▸ Tarefa proposta 1:
Reescreva as entradas situadas entre a linha que contém "Decompose this screenshot" e a linha que contém "leaf-icon (115, 4, 142, 18)", inclusive, substituindo "screenshot" por "image" e deixando todo o resto inalterado.

▸ Trecho de origem:
____

Abordaremos o cabimento do instituto no âmbito do processo penal. É que enxergamos um problema relacionado ao citado remédio constitucional nesse ponto, sobretudo quando direcionado à impugnação de decisões judiciais proferidas no processo penal: já são inúmeras as possibilidades de combate a decisões criminais, o que nos provoca uma reflexão sobre a real possibilidade de mais um meio de impugnação.
Claro que a dificuldade aqui verificada talvez decorra de uma atuação na magistratura há vários anos, o que certamente faz nossa ideologia inconsciente também entrar em campo. É possível que o problema seja exacerbado por uma intenção subconsciente, criada ao longo dos anos, de reduzir as “reclamações” contra nossos próprios atos.
Acontece que o escritor nunca enunciará sua obra num contexto neutro
e estável. Também a sua vida influencia sobremaneira a produção, suas
experiências de algum modo sempre estão presentes no discurso. O
contexto em que vive o autor, como figura humana, real, se perpetua, em
muitos aspectos, nos fatos que narra (CAVALCANTE; SANTOS, 2012, p. 667,
669, 671). Isto é, o inconsciente de qualquer pesquisador sempre estará
presente, inexistindo pronunciamentos totalmente
objetivos
Ademais, qualquer explicação só surge em função de um determinado contexto, o que justifica como um mesmo evento merece explicações alternativas, de acordo com os fatores considerados relevantes, podendo resultar várias delas adequadas ao mesmo tempo (BOSSIO, 2007, p. 140-155). Inclusive, essa possibilidade de explicações alternativas ao mesmo tempo gera uma estranheza sobre uma orientação de certa forma tranquila e uniforme da doutrina processual penal brasileira atual, que caminha geralmente no mesmo sentido quanto ao assunto abordado.

____

▸ Tarefa proposta 2:
Segundo o trecho de origem, por que o autor vê um problema no uso do remédio constitucional para impugnar decisões judiciais no processo penal?

▸ Dados para processamento:
____

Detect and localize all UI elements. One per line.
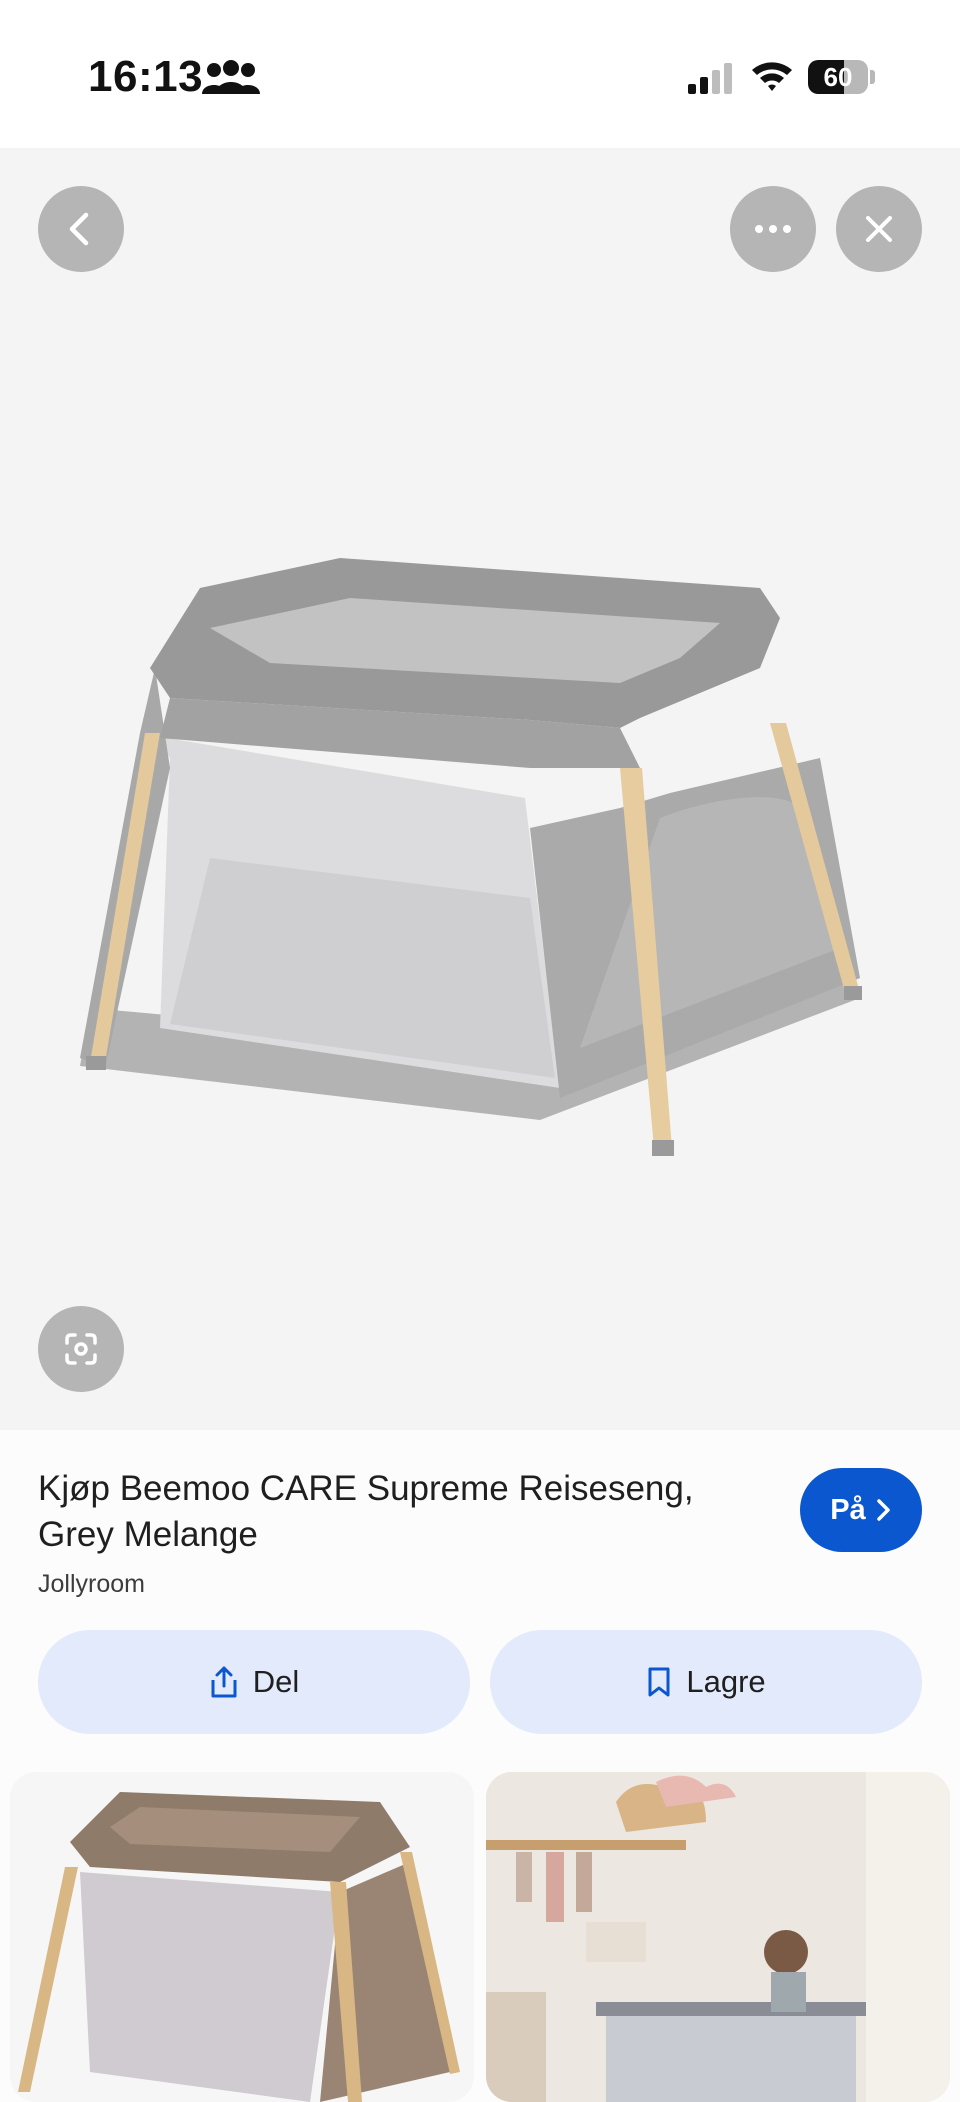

____

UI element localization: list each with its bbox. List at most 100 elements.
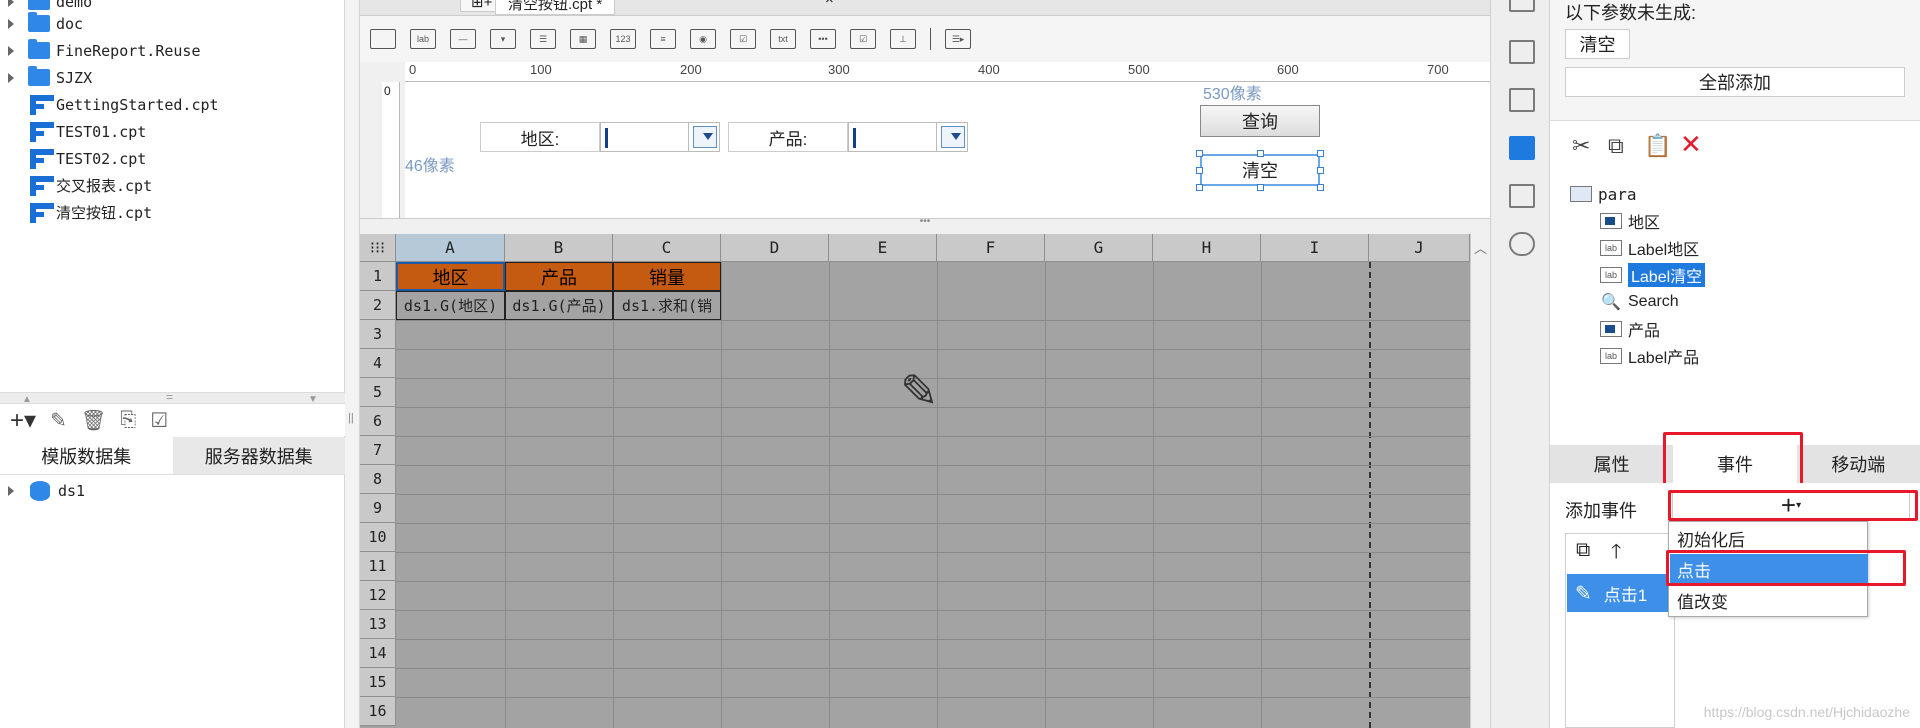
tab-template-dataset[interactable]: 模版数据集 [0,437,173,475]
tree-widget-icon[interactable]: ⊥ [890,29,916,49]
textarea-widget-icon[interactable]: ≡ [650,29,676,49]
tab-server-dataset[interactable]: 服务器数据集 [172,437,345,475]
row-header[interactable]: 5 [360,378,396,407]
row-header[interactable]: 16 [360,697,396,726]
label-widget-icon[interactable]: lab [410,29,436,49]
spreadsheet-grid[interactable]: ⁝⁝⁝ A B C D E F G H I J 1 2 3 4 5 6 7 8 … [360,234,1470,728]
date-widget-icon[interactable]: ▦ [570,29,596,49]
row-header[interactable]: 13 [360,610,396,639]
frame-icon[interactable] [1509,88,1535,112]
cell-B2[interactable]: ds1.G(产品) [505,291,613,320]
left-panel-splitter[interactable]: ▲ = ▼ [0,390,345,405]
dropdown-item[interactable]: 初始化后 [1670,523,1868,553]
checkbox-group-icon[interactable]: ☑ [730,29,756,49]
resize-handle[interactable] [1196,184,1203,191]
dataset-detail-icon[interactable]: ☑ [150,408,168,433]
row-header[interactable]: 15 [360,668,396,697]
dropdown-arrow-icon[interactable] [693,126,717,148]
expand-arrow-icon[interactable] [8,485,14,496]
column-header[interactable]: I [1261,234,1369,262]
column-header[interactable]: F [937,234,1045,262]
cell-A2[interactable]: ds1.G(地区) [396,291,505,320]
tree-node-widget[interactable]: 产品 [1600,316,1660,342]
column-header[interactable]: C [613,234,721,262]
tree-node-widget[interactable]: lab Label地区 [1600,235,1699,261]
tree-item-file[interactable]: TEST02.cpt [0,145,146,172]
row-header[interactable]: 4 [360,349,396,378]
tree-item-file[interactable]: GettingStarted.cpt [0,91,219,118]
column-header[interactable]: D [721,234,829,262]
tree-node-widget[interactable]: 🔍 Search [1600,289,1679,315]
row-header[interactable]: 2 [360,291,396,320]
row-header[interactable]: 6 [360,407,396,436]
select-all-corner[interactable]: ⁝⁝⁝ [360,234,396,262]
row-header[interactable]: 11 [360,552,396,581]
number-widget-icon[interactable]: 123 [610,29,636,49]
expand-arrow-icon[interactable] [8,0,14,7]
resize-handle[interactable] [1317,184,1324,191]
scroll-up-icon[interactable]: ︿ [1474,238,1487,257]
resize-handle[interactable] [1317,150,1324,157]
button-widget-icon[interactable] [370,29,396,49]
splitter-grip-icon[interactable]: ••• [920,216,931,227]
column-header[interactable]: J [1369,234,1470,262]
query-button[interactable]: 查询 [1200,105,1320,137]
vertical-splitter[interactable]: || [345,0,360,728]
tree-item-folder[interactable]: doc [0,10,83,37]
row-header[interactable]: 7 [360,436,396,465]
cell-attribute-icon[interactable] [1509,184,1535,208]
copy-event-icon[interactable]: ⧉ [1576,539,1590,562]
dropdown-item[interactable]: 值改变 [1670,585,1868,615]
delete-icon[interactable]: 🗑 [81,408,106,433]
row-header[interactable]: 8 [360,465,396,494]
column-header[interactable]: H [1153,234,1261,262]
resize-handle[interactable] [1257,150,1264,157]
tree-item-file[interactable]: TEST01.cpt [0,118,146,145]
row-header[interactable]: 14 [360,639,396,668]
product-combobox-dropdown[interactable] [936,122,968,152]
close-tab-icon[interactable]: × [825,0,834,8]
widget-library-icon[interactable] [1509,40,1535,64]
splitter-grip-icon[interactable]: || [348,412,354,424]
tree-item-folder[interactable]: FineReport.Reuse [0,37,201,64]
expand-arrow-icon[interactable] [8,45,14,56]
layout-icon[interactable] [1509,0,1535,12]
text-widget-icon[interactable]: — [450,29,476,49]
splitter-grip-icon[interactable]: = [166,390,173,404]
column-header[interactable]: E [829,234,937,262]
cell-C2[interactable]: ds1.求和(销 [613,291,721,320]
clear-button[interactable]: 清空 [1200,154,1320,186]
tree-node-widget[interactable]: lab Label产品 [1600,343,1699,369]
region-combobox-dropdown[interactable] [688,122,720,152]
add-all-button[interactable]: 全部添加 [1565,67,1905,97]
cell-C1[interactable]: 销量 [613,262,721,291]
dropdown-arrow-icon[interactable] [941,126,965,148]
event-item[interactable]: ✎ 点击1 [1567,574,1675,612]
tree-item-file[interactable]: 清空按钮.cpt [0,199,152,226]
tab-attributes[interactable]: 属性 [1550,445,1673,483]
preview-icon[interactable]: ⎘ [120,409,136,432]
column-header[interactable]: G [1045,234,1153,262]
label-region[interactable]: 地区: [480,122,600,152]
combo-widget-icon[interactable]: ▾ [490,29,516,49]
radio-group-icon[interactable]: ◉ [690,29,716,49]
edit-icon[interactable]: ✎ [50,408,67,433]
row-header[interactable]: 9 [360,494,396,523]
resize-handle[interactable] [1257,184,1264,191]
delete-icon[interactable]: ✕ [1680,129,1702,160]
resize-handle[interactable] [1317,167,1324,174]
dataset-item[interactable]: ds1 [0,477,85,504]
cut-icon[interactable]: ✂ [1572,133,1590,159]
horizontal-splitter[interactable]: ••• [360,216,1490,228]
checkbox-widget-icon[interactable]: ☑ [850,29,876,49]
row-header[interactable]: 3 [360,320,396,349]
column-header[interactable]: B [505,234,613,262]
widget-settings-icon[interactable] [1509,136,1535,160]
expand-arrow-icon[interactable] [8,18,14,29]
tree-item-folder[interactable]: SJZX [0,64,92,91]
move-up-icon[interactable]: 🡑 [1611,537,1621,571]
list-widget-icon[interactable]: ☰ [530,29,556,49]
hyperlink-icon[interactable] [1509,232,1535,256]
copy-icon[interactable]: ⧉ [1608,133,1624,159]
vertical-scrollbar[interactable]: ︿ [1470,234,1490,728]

____

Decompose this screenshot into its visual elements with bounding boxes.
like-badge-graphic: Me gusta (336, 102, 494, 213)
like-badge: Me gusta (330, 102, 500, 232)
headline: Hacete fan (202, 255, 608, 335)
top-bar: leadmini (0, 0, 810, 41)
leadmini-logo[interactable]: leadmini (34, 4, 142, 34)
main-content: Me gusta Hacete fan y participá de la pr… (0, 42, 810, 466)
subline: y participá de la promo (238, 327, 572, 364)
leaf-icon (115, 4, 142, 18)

____

▸ Resposta escrita 1:
Decompose this image into its visual elements with bounding boxes.
like-badge-graphic: Me gusta (336, 102, 494, 213)
like-badge: Me gusta (330, 102, 500, 232)
headline: Hacete fan (202, 255, 608, 335)
top-bar: leadmini (0, 0, 810, 41)
leadmini-logo[interactable]: leadmini (34, 4, 142, 34)
main-content: Me gusta Hacete fan y participá de la pr… (0, 42, 810, 466)
subline: y participá de la promo (238, 327, 572, 364)
leaf-icon (115, 4, 142, 18)

▸ Resposta escrita 2:
Porque já são inúmeras as possibilidades de combater decisões criminais. Isso leva o autor a refletir se há, de fato, espaço para mais um meio de impugnação.